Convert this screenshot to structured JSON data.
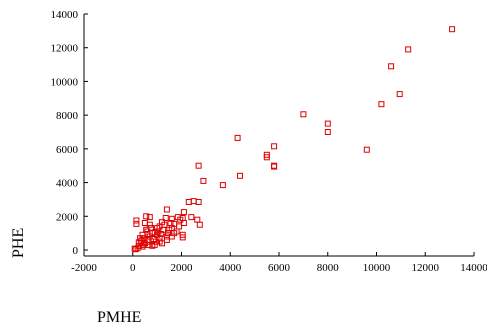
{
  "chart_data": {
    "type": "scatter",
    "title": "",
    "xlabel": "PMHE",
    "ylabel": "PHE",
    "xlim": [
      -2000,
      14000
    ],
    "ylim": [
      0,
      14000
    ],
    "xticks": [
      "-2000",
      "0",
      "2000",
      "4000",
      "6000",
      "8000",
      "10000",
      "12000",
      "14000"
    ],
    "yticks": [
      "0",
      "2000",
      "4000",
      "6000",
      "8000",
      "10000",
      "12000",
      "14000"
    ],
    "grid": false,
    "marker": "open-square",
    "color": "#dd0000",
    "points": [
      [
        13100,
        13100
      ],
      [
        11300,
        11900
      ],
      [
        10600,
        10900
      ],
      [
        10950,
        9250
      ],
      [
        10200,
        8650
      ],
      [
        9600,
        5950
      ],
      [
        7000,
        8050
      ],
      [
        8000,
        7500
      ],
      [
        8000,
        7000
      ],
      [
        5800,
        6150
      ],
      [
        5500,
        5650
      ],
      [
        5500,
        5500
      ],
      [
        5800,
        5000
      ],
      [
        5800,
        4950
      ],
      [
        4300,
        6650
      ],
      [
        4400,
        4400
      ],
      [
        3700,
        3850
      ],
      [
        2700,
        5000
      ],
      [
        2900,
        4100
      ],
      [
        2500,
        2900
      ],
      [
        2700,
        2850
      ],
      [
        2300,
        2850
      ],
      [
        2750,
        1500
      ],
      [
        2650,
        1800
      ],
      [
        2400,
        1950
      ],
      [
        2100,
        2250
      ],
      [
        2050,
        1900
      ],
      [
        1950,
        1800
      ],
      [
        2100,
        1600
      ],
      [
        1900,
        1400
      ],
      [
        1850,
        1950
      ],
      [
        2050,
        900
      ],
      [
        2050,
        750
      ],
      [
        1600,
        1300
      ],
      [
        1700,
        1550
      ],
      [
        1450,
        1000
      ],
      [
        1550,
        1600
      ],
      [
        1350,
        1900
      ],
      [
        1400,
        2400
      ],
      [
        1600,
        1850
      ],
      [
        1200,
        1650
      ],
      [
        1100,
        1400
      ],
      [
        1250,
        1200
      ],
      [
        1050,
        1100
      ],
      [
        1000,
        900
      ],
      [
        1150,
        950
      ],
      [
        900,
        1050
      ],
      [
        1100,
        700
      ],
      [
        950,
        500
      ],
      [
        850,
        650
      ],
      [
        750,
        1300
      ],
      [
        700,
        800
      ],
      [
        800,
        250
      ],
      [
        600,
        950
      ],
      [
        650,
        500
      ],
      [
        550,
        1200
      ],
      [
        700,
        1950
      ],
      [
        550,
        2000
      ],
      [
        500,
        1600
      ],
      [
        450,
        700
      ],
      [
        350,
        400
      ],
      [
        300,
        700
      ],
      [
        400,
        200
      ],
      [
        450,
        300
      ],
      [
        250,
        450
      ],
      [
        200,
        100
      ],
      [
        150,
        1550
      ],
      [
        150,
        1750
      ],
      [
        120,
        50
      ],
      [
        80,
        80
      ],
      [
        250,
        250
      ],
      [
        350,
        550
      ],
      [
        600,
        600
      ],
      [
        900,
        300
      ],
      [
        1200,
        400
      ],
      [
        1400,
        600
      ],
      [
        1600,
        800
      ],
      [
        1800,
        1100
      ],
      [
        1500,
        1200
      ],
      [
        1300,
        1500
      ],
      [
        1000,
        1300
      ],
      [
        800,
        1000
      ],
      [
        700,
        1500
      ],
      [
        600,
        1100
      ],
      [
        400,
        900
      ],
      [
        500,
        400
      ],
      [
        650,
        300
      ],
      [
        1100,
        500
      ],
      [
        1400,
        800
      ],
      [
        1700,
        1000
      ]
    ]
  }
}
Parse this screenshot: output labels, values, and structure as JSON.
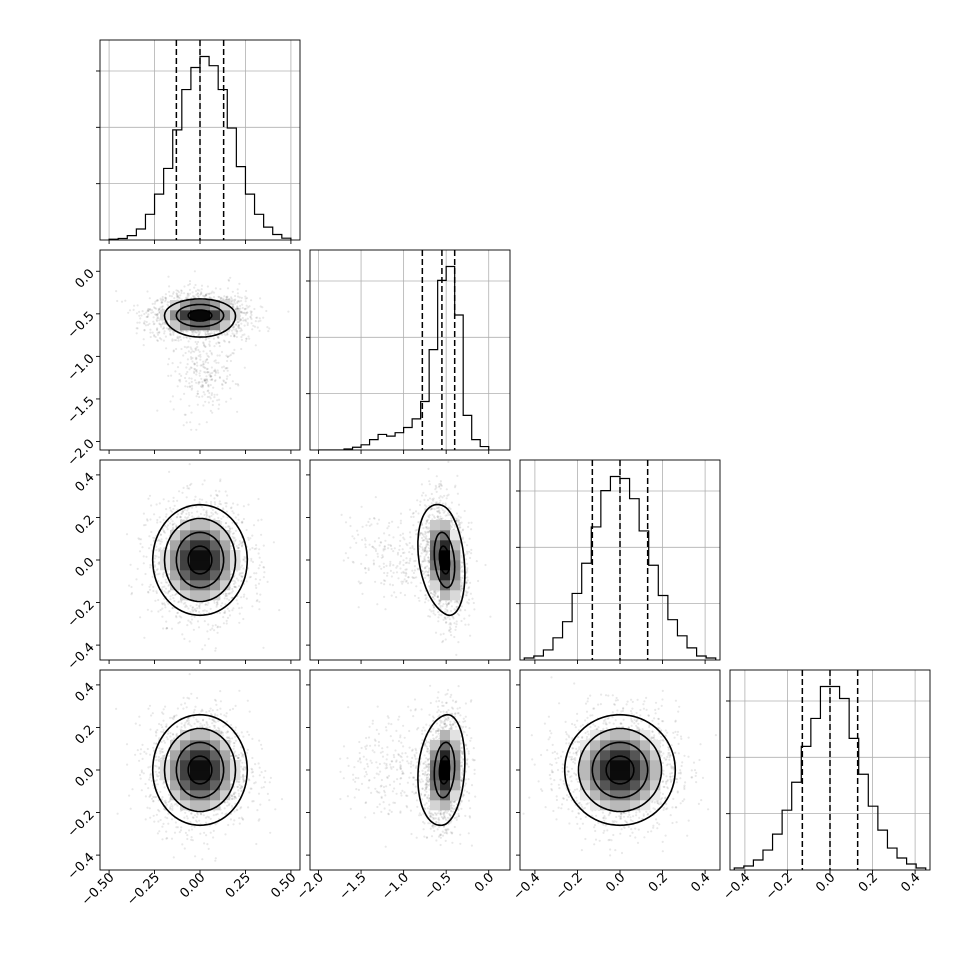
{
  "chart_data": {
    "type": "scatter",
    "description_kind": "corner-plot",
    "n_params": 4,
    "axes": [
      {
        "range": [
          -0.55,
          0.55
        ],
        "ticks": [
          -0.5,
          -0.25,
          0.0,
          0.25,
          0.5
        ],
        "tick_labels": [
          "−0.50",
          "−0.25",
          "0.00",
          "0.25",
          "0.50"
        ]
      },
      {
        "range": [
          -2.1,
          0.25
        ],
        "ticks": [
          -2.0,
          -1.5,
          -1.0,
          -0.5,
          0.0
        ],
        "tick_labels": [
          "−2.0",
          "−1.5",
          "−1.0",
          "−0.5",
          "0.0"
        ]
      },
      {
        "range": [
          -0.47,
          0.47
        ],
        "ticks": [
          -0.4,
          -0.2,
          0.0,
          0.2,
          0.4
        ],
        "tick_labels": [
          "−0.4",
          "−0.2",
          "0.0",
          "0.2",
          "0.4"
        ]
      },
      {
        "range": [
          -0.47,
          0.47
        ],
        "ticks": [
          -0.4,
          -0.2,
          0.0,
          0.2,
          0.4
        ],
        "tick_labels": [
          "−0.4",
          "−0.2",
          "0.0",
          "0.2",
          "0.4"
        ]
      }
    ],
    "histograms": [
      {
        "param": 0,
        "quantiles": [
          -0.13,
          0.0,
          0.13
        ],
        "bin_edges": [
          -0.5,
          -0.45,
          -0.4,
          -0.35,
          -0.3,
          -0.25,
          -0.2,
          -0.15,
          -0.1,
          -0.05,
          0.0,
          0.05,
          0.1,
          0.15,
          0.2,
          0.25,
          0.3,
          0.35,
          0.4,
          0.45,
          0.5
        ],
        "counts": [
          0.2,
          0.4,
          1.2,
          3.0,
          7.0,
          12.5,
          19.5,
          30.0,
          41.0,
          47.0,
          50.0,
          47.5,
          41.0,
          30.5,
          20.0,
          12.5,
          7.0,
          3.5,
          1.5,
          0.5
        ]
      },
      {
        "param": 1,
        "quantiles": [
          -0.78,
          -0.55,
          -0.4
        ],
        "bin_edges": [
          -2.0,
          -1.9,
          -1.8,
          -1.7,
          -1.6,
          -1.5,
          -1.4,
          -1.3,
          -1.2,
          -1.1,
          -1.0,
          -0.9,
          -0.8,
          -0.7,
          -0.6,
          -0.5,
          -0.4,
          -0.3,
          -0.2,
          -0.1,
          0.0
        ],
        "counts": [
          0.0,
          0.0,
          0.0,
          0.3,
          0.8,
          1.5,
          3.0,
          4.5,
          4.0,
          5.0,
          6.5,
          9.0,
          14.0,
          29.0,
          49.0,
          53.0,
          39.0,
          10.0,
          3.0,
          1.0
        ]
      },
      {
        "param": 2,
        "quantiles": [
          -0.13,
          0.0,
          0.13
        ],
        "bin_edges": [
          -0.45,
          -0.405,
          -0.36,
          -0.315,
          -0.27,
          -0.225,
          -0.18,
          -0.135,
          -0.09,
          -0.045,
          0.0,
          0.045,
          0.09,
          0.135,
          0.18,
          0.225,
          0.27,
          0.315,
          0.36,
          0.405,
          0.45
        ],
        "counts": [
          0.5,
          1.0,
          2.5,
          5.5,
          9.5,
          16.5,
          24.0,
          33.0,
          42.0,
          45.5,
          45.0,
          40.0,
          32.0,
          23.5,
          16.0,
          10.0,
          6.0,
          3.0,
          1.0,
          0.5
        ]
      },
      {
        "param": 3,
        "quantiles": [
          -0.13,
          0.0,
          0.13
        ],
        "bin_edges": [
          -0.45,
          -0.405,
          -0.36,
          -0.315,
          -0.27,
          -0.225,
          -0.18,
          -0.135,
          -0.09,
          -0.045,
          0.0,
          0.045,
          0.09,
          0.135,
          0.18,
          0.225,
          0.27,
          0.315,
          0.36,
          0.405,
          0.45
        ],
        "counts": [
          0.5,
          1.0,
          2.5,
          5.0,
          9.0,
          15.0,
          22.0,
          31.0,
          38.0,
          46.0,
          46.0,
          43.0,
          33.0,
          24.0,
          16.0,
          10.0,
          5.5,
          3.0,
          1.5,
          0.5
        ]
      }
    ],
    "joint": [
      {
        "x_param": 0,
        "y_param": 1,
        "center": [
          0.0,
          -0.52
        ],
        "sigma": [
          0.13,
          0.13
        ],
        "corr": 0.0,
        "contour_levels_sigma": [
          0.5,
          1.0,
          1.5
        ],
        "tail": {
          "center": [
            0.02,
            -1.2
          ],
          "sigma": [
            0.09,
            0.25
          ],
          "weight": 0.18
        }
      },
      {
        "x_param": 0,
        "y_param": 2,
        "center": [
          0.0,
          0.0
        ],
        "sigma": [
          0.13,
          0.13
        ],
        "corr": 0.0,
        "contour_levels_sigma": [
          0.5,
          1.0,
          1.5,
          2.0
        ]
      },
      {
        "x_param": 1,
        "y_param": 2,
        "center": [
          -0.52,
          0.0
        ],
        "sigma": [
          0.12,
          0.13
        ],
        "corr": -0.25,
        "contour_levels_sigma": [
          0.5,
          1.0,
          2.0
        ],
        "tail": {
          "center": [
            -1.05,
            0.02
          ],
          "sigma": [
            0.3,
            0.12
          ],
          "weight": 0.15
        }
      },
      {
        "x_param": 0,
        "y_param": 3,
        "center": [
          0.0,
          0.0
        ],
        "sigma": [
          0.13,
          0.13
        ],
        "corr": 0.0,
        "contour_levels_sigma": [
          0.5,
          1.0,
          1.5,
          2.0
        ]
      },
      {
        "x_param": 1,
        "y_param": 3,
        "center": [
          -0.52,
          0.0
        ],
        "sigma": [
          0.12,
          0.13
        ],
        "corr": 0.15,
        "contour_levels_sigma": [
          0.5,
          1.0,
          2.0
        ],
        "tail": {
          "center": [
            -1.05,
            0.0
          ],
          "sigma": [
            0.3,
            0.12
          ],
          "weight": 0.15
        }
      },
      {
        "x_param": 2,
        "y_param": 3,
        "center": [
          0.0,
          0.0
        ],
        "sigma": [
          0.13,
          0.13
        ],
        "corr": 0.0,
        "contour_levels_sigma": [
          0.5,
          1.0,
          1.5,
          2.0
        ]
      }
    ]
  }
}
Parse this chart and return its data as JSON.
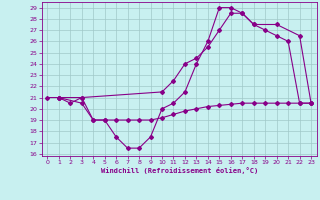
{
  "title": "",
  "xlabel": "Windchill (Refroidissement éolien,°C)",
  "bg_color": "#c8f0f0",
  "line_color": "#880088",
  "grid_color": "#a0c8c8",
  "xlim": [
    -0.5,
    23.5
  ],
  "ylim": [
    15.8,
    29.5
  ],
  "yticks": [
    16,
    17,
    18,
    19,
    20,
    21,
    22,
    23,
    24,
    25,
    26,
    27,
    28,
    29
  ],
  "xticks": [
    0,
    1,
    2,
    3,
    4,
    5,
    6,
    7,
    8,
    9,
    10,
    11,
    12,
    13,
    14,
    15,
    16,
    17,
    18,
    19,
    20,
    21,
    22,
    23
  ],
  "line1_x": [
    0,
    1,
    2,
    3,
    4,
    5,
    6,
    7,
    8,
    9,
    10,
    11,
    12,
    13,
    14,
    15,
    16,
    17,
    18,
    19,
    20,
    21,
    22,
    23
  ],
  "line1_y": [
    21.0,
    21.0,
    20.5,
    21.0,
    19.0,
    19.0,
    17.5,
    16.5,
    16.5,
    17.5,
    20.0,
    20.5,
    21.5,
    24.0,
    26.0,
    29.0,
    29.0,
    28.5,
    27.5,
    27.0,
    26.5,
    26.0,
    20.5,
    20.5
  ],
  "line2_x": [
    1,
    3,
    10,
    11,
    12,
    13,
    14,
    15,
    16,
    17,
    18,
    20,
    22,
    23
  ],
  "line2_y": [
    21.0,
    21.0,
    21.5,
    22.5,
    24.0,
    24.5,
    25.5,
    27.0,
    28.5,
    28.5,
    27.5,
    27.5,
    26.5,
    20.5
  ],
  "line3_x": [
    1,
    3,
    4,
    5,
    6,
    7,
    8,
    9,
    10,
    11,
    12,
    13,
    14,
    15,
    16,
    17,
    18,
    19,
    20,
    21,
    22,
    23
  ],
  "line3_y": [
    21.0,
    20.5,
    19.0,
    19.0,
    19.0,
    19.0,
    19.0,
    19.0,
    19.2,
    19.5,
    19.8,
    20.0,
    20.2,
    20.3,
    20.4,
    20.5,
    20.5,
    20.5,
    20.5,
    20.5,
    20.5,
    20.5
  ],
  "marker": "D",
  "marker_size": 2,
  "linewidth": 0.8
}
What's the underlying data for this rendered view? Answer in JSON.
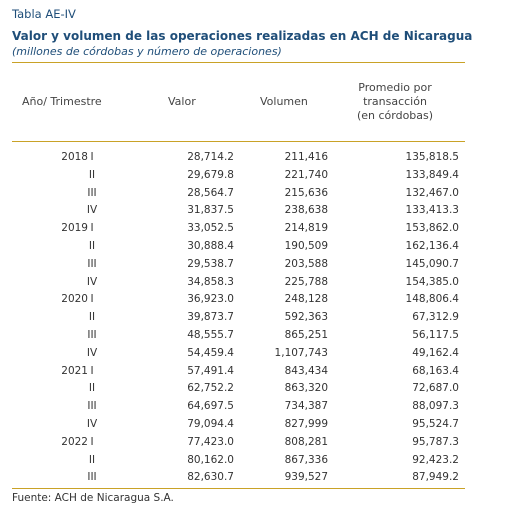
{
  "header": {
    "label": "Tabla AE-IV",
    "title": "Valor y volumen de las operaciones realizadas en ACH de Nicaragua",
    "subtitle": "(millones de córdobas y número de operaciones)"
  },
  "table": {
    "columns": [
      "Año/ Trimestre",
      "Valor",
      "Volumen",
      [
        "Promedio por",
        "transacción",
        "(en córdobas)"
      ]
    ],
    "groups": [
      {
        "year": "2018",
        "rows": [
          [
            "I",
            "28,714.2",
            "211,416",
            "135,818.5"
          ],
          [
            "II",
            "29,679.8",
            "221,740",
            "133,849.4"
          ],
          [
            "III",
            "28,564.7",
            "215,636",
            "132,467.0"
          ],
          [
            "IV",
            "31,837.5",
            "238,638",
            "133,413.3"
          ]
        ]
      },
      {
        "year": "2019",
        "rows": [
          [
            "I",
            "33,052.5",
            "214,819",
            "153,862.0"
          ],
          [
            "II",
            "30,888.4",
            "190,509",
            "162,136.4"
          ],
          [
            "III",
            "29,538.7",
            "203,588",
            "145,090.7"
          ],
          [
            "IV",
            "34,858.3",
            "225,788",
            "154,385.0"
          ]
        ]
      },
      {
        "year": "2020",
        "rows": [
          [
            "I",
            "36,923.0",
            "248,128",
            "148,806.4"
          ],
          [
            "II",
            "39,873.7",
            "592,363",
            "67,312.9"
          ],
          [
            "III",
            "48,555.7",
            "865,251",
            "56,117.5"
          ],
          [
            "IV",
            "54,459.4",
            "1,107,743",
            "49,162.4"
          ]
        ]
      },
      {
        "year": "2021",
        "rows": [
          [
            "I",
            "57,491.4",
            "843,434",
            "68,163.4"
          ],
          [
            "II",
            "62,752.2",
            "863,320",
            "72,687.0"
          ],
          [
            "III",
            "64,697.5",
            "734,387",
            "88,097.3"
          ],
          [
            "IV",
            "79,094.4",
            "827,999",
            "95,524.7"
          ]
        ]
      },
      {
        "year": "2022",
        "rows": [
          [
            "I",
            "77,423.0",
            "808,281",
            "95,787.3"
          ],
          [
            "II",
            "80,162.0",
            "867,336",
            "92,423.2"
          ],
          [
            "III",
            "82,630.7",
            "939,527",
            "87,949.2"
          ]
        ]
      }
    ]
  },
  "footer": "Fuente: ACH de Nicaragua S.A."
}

********

State the number of lines in the data that include the string "JSON", and add nothing else.

ANSWER: 4